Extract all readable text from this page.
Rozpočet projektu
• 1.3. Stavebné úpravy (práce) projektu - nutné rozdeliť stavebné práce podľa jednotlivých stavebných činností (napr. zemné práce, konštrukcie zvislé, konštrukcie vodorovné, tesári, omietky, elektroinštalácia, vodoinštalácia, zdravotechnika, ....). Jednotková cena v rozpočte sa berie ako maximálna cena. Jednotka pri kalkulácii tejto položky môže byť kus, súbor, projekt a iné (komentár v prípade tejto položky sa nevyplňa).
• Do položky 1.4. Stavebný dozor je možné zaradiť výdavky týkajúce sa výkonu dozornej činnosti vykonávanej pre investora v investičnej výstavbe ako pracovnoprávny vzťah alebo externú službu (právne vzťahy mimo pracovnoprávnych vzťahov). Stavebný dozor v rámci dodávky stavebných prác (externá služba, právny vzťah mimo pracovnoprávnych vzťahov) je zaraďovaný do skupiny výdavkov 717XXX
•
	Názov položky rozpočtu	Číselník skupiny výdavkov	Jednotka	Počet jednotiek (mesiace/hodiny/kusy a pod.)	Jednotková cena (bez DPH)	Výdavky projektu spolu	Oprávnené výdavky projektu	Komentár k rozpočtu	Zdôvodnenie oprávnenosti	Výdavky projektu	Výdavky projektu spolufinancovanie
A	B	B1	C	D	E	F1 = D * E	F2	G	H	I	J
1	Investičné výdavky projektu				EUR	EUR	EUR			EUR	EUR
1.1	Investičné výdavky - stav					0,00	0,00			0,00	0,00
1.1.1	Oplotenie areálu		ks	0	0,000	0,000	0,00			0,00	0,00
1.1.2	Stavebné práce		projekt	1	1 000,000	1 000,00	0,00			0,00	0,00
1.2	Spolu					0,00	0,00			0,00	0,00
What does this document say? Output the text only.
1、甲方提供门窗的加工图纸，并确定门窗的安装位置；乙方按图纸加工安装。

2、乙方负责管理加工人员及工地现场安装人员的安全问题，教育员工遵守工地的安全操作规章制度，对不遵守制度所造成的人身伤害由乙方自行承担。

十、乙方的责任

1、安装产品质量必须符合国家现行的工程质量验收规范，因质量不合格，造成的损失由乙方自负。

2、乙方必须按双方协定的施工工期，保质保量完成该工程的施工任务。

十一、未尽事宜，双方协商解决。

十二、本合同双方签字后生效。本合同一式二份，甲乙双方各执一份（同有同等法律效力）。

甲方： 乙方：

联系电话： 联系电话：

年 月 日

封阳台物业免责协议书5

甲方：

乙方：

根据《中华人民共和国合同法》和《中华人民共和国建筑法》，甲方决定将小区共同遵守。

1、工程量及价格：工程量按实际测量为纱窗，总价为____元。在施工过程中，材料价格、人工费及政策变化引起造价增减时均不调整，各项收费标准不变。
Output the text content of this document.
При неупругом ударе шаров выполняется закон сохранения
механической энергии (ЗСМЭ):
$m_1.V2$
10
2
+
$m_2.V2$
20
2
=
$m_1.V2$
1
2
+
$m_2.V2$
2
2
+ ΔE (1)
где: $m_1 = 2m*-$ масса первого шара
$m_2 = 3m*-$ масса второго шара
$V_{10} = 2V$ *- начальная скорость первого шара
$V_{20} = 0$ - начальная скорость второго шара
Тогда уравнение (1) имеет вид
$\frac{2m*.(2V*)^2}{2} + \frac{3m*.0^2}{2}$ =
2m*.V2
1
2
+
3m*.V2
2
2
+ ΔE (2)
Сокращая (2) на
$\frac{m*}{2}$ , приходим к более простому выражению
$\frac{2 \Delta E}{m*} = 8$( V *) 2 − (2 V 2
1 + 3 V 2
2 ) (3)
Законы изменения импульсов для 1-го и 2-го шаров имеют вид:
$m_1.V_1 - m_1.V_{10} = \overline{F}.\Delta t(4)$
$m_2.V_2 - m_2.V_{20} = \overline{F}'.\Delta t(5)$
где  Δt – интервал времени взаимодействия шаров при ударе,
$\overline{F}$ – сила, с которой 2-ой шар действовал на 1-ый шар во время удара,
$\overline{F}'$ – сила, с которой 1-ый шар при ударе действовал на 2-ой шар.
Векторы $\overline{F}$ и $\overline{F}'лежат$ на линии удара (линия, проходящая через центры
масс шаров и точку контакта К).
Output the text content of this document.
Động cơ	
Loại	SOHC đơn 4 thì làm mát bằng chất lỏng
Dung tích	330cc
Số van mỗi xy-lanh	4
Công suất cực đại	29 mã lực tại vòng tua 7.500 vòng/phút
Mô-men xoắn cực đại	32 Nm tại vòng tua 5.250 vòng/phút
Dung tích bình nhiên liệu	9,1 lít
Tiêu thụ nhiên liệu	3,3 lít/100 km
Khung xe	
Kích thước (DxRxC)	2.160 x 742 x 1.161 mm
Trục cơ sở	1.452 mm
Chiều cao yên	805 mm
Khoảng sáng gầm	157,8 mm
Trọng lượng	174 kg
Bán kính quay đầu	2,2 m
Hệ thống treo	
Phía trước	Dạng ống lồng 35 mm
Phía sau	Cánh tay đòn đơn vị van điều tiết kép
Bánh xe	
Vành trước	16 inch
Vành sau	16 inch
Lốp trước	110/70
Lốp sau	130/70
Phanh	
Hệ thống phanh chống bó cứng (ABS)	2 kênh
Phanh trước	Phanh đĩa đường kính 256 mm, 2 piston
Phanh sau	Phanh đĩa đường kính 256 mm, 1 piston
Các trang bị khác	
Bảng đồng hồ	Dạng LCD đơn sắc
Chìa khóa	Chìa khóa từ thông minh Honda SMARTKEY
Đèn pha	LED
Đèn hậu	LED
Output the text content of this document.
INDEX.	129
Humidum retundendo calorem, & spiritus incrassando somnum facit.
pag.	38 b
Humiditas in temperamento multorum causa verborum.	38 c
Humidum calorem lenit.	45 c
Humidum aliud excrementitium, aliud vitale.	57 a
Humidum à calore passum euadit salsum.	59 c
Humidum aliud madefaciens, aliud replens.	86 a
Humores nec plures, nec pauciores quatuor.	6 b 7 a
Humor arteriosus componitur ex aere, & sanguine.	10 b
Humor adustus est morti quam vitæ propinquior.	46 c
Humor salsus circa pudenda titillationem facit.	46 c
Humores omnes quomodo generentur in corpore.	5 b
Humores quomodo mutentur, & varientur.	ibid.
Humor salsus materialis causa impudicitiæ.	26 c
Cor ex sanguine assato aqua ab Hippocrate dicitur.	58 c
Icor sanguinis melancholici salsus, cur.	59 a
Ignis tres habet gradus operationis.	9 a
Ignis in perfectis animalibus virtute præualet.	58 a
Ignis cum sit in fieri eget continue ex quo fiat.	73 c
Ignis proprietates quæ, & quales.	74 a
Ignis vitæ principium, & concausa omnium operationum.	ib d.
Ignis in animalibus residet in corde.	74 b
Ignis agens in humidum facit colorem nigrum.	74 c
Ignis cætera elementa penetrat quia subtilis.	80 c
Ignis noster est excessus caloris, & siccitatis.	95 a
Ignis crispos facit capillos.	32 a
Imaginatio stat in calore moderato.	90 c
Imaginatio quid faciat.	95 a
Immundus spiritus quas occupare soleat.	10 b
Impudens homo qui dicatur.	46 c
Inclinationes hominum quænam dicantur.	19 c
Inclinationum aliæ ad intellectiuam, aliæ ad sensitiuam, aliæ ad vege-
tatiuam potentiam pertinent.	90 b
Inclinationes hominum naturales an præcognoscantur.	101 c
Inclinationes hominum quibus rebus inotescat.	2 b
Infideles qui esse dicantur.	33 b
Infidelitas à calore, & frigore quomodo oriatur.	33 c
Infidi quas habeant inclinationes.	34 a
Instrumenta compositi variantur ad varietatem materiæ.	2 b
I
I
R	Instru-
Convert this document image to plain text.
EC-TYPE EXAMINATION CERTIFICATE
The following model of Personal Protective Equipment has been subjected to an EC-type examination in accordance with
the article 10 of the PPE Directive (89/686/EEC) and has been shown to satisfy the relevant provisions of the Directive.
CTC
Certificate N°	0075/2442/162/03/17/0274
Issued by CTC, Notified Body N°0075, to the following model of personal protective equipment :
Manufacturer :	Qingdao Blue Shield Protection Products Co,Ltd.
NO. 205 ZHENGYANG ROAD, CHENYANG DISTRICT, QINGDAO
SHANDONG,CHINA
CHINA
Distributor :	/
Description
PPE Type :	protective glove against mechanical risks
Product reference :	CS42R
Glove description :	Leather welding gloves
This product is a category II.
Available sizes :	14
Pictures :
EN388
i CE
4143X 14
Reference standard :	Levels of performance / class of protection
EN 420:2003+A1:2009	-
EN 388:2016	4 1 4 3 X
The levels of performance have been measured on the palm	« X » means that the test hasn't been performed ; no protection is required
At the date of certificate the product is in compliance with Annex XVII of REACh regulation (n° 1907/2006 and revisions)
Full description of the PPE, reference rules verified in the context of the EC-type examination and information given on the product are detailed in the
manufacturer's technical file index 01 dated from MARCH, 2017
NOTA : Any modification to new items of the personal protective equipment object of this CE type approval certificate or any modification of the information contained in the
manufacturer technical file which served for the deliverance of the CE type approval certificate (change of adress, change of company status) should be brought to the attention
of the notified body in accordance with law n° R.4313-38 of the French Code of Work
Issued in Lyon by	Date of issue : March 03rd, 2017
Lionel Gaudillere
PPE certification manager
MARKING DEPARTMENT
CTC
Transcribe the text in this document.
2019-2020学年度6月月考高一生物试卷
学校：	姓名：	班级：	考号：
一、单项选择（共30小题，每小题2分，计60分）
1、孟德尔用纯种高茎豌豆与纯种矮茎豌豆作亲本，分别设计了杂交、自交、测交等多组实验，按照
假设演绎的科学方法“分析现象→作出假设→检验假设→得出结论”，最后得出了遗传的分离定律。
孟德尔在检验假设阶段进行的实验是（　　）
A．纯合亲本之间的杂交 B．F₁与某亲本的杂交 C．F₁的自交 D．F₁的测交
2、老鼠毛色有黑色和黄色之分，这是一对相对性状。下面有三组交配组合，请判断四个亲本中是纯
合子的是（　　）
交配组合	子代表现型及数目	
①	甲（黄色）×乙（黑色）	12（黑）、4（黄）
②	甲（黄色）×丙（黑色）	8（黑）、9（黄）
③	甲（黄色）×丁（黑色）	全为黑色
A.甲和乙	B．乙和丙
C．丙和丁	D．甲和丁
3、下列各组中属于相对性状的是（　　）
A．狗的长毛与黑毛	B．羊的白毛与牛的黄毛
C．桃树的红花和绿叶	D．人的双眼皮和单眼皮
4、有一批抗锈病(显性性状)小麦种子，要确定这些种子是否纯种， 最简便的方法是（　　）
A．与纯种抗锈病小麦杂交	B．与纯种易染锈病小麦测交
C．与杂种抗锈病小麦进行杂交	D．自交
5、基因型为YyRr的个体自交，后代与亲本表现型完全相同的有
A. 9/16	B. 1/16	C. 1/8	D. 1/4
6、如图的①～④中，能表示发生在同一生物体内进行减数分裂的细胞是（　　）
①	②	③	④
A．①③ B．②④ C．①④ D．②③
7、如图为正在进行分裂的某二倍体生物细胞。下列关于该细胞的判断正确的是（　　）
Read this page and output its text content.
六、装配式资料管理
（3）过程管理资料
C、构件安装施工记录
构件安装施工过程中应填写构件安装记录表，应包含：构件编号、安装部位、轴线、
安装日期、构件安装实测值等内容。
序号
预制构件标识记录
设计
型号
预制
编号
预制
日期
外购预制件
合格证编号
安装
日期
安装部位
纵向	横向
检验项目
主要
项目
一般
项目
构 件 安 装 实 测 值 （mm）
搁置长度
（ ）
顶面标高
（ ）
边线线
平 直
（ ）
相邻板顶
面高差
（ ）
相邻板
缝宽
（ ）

- - - -

→ EXERCISE PROMPT
Each line from the one with "Read this page and output its text content." through the last line of the records must be written out word for word. Include nothing else.

→ FULL SOLUTION
Read this page and output its text content.
六、装配式资料管理
（3）过程管理资料
C、构件安装施工记录
构件安装施工过程中应填写构件安装记录表，应包含：构件编号、安装部位、轴线、
安装日期、构件安装实测值等内容。
序号
预制构件标识记录
设计
型号
预制
编号
预制
日期
外购预制件
合格证编号
安装
日期
安装部位
纵向	横向
检验项目
主要
项目
一般
项目
构 件 安 装 实 测 值 （mm）
搁置长度
（ ）
顶面标高
（ ）
边线线
平 直
（ ）
相邻板顶
面高差
（ ）
相邻板
缝宽
（ ）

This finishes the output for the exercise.